Supplied material
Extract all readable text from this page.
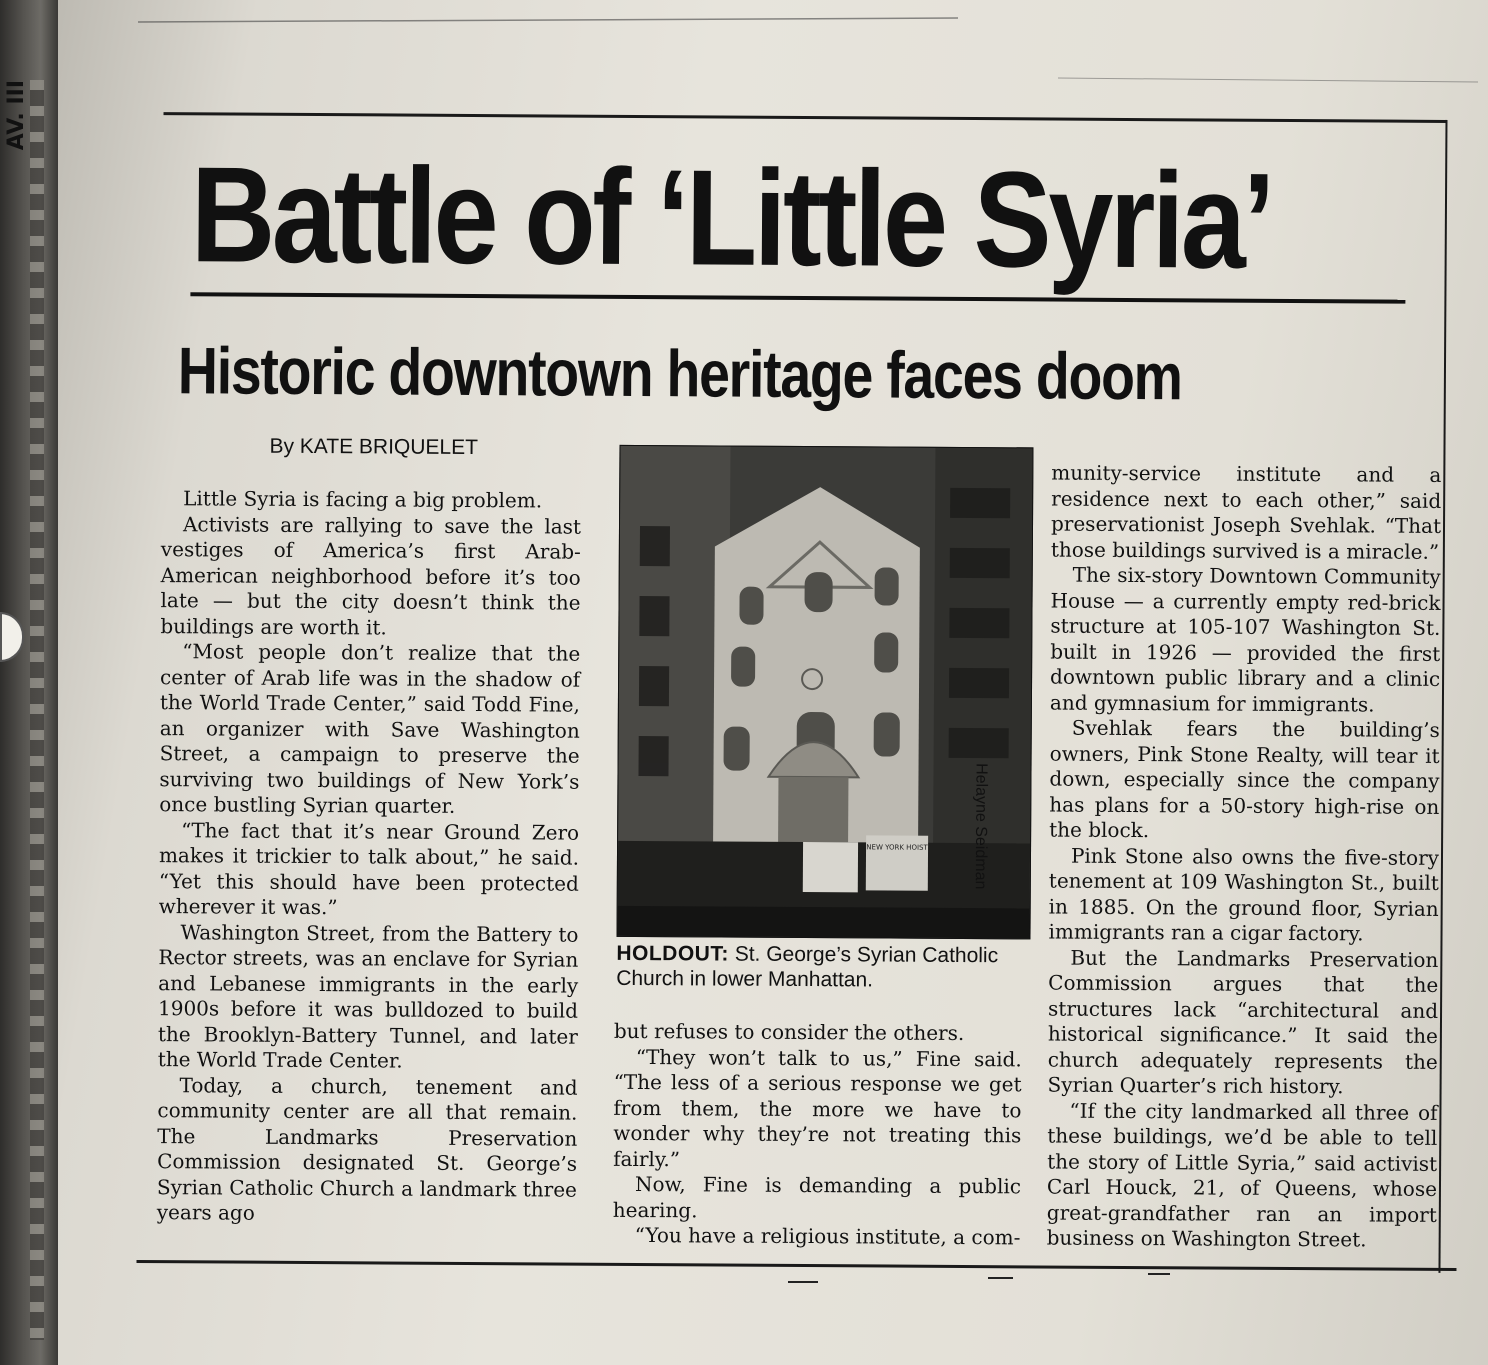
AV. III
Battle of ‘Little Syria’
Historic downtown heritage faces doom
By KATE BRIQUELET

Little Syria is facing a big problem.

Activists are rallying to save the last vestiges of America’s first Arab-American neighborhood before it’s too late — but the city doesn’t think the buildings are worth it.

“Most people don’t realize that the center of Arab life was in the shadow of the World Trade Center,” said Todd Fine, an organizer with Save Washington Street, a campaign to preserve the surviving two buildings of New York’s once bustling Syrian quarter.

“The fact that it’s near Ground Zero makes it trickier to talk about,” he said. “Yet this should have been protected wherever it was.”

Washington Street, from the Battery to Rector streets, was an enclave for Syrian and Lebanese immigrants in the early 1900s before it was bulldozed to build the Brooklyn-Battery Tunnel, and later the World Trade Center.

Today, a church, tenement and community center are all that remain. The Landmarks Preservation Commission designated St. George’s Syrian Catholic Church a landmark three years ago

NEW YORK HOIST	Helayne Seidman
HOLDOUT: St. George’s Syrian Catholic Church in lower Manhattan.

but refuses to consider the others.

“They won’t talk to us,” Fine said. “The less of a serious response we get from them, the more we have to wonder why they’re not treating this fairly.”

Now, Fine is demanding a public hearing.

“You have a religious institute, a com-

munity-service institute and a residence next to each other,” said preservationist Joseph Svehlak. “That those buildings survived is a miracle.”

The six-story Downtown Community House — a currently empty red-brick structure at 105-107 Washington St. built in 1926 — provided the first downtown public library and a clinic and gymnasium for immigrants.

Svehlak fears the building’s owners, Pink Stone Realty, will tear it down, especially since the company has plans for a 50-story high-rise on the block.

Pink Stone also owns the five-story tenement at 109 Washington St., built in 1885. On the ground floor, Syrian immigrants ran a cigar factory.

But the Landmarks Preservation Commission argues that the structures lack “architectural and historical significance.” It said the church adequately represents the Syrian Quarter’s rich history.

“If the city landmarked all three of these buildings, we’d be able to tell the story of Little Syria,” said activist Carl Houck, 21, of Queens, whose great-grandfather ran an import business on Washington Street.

Task brief
Transcribe each line above verbatim, with the pictures left out.

Response for this exercise
Extract all readable text from this page.
AV. III
Battle of ‘Little Syria’
Historic downtown heritage faces doom
By KATE BRIQUELET

Little Syria is facing a big problem.

Activists are rallying to save the last vestiges of America’s first Arab-American neighborhood before it’s too late — but the city doesn’t think the buildings are worth it.

“Most people don’t realize that the center of Arab life was in the shadow of the World Trade Center,” said Todd Fine, an organizer with Save Washington Street, a campaign to preserve the surviving two buildings of New York’s once bustling Syrian quarter.

“The fact that it’s near Ground Zero makes it trickier to talk about,” he said. “Yet this should have been protected wherever it was.”

Washington Street, from the Battery to Rector streets, was an enclave for Syrian and Lebanese immigrants in the early 1900s before it was bulldozed to build the Brooklyn-Battery Tunnel, and later the World Trade Center.

Today, a church, tenement and community center are all that remain. The Landmarks Preservation Commission designated St. George’s Syrian Catholic Church a landmark three years ago

NEW YORK HOIST	Helayne Seidman
HOLDOUT: St. George’s Syrian Catholic Church in lower Manhattan.

but refuses to consider the others.

“They won’t talk to us,” Fine said. “The less of a serious response we get from them, the more we have to wonder why they’re not treating this fairly.”

Now, Fine is demanding a public hearing.

“You have a religious institute, a com-

munity-service institute and a residence next to each other,” said preservationist Joseph Svehlak. “That those buildings survived is a miracle.”

The six-story Downtown Community House — a currently empty red-brick structure at 105-107 Washington St. built in 1926 — provided the first downtown public library and a clinic and gymnasium for immigrants.

Svehlak fears the building’s owners, Pink Stone Realty, will tear it down, especially since the company has plans for a 50-story high-rise on the block.

Pink Stone also owns the five-story tenement at 109 Washington St., built in 1885. On the ground floor, Syrian immigrants ran a cigar factory.

But the Landmarks Preservation Commission argues that the structures lack “architectural and historical significance.” It said the church adequately represents the Syrian Quarter’s rich history.

“If the city landmarked all three of these buildings, we’d be able to tell the story of Little Syria,” said activist Carl Houck, 21, of Queens, whose great-grandfather ran an import business on Washington Street.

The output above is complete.